__The problem__
Pull out every line below containing the word "simples".

[Records from a dataset]
■ ■ ■ ■ ■

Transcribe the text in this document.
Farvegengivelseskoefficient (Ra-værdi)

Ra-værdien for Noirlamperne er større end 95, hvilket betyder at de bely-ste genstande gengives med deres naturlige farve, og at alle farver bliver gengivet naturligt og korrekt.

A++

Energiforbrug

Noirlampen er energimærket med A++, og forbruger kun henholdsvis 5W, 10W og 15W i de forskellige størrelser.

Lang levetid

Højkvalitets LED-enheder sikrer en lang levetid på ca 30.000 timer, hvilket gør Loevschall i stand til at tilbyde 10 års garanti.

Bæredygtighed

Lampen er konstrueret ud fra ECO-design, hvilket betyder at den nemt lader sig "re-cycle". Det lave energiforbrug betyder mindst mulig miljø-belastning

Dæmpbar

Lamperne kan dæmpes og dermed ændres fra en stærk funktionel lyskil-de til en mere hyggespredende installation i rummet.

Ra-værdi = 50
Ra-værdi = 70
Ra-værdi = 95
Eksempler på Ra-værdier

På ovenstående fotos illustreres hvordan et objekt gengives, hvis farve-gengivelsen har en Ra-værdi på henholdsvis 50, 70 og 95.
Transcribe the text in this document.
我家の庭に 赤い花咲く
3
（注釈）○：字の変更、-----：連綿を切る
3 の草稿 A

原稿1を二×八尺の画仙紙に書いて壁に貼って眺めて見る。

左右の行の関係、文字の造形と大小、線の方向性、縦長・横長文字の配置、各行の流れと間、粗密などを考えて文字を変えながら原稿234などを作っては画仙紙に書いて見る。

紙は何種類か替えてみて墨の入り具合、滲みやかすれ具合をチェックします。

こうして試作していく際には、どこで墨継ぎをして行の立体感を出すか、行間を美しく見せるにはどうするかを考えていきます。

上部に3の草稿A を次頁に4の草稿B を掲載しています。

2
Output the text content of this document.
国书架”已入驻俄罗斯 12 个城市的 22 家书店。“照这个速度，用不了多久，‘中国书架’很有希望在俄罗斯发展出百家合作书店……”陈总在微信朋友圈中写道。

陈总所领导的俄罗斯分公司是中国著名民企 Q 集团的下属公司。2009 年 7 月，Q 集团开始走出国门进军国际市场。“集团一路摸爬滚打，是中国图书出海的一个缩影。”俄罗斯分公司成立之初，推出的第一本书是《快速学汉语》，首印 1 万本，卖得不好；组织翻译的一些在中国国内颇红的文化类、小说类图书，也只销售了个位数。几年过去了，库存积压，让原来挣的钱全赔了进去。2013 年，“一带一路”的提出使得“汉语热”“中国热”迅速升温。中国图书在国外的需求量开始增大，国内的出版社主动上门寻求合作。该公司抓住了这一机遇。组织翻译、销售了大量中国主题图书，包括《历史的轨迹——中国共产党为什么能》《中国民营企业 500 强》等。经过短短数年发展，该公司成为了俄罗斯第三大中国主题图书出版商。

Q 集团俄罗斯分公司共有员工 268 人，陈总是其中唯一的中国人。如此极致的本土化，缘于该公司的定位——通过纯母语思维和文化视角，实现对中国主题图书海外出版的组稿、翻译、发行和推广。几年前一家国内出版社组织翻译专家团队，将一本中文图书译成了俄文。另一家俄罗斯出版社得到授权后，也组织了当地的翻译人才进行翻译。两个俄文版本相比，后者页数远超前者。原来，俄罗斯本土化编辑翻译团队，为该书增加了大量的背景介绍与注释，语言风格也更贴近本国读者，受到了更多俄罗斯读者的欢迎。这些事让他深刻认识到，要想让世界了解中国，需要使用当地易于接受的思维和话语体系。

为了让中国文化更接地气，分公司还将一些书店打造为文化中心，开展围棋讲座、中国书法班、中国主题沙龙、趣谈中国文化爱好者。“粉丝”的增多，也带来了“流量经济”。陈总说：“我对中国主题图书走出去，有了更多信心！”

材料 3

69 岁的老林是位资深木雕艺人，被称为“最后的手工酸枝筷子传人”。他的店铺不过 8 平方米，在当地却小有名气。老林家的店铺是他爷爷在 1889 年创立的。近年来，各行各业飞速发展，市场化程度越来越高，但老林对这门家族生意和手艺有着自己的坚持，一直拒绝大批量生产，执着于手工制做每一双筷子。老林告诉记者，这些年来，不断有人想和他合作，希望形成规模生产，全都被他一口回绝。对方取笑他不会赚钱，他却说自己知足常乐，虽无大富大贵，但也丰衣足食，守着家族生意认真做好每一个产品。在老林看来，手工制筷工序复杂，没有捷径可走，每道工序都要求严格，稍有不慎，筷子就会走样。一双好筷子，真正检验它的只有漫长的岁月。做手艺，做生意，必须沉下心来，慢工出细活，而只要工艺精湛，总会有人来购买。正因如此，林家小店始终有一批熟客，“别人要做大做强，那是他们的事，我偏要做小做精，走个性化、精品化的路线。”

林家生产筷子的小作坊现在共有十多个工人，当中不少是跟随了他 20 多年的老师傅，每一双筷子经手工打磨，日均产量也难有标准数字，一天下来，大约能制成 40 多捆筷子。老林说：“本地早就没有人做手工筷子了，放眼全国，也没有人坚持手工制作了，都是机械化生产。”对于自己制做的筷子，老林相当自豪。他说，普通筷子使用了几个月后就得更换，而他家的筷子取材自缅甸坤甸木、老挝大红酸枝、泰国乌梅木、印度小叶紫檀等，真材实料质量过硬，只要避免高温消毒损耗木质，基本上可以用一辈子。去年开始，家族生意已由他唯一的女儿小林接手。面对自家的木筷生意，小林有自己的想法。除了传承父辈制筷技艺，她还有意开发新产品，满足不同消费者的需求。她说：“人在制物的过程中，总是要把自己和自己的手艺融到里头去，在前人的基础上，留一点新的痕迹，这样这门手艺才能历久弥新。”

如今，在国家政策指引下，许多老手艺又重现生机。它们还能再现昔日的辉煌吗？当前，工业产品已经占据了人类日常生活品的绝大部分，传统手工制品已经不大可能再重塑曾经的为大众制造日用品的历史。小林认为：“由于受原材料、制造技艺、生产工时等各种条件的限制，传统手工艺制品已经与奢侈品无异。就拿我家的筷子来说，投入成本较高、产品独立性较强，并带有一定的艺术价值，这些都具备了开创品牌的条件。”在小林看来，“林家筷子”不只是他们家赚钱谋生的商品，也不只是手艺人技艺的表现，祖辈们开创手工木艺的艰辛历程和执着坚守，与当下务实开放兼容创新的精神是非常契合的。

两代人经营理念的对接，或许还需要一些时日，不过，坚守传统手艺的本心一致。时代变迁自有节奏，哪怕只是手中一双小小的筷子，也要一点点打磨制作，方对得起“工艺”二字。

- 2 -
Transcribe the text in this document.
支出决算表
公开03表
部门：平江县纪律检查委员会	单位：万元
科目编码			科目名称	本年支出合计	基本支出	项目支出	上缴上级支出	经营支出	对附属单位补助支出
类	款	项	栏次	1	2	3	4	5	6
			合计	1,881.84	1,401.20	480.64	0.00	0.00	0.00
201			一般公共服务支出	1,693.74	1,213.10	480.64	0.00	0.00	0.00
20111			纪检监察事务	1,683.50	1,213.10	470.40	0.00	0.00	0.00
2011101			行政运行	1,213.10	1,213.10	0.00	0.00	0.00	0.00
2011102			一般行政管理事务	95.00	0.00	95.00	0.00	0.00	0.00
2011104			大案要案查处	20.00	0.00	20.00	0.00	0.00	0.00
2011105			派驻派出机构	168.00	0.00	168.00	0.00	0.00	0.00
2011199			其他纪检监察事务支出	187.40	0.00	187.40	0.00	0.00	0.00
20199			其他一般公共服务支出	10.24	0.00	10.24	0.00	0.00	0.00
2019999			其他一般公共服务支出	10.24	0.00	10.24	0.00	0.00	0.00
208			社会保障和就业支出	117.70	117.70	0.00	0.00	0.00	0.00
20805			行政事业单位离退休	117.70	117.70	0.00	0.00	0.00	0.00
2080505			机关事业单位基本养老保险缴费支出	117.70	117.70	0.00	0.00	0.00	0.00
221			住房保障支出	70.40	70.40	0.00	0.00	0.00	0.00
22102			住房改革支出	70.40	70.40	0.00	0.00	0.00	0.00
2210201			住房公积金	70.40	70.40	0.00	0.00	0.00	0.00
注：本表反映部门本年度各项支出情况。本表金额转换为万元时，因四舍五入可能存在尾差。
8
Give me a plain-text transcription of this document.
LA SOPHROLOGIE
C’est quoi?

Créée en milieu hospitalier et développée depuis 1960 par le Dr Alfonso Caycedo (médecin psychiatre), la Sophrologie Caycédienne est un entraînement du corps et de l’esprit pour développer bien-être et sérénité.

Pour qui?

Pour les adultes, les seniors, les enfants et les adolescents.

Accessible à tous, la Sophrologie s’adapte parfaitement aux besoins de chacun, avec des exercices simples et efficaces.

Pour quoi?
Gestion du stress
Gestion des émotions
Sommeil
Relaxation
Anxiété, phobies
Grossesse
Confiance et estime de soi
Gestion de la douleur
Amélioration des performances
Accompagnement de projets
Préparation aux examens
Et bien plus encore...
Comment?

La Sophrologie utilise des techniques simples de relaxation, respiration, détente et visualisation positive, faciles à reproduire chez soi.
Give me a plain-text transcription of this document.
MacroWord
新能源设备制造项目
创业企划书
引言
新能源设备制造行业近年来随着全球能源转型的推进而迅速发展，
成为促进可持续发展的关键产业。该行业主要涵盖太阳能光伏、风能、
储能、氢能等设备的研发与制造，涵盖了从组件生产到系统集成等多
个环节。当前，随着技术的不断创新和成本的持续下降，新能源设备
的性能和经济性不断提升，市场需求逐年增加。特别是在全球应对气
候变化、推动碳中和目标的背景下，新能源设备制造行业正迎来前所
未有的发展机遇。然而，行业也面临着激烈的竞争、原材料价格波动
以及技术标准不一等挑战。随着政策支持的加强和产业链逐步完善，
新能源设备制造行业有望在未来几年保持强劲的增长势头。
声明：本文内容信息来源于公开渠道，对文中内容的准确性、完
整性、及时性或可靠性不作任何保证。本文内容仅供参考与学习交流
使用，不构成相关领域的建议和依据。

■ ■ ■ ■ ■

__Answer to this problem__
Accessible à tous, la Sophrologie s’adapte parfaitement aux besoins de chacun, avec des exercices simples et efficaces.
La Sophrologie utilise des techniques simples de relaxation, respiration, détente et visualisation positive, faciles à reproduire chez soi.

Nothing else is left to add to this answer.